| The task |
Copy out every line in which the string "placeholder" occurs.

| Provided records |
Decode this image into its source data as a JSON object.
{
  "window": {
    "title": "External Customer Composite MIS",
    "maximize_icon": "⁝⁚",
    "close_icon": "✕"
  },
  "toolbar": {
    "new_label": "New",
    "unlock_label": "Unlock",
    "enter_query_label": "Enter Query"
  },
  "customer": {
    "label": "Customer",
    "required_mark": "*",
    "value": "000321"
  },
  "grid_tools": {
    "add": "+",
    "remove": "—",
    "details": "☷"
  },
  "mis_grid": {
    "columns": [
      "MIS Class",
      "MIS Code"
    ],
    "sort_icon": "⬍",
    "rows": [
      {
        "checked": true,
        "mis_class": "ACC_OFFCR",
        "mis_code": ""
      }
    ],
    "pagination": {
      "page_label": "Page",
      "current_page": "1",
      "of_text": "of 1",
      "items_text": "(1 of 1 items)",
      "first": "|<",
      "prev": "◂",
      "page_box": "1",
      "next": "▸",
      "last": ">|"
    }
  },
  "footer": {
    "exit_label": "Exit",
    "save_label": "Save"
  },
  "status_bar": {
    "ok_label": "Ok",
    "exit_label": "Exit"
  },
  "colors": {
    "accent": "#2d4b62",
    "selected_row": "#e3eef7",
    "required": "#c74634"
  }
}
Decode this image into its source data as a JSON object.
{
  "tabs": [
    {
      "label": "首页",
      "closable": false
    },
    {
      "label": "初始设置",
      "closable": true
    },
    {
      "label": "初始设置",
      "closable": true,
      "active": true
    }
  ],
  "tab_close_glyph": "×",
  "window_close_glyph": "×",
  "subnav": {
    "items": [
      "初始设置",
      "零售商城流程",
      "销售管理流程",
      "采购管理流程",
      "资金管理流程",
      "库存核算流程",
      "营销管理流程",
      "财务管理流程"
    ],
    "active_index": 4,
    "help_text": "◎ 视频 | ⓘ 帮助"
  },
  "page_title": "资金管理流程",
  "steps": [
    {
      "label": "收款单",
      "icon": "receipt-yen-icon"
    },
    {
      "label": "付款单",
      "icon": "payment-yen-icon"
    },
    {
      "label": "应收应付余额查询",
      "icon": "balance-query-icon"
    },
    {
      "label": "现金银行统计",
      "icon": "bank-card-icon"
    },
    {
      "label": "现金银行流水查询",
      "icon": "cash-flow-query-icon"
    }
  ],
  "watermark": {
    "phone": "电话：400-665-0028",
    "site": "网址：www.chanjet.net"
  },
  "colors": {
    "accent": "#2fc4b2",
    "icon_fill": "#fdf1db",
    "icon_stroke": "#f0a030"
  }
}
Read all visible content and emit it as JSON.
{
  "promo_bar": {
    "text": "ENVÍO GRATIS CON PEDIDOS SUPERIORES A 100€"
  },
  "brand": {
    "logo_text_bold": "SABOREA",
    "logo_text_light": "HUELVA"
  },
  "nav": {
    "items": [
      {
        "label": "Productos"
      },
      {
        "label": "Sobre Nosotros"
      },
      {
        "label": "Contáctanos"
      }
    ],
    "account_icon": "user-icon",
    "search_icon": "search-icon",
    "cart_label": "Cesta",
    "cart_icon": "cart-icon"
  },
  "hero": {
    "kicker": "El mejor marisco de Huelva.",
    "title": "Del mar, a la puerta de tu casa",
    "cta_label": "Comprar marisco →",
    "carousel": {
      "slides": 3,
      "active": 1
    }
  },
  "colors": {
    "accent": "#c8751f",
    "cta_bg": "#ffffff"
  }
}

==

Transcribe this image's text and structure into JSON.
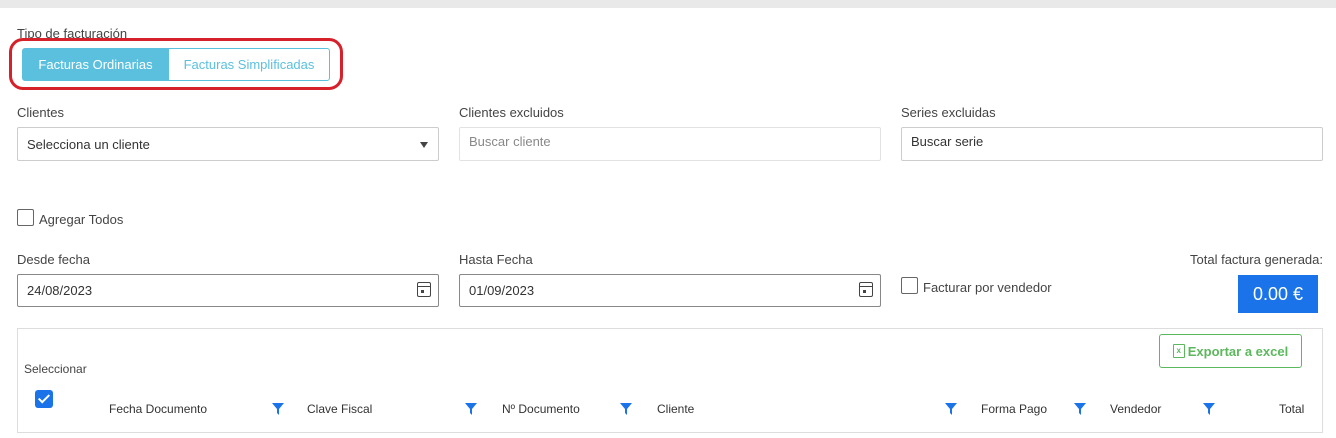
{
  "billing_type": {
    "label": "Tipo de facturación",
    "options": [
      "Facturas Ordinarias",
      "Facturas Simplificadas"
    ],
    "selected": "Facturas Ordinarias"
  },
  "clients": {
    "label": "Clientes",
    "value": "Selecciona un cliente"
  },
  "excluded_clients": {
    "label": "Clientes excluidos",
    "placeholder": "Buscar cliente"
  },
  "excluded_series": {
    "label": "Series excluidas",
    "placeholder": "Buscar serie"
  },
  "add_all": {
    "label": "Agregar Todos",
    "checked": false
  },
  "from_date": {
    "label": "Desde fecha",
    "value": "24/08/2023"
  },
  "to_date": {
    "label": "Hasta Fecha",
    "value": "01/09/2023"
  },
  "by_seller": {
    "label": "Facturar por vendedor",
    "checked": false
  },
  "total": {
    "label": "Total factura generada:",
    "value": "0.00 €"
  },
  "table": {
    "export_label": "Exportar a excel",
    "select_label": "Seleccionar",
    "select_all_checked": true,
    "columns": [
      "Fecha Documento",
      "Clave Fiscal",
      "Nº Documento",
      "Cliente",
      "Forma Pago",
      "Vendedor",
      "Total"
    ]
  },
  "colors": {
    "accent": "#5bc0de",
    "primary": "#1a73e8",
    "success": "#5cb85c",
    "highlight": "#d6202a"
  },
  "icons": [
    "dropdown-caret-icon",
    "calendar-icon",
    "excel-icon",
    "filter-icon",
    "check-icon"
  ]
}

| Problem solution |
    "placeholder": "Buscar cliente"
    "placeholder": "Buscar serie"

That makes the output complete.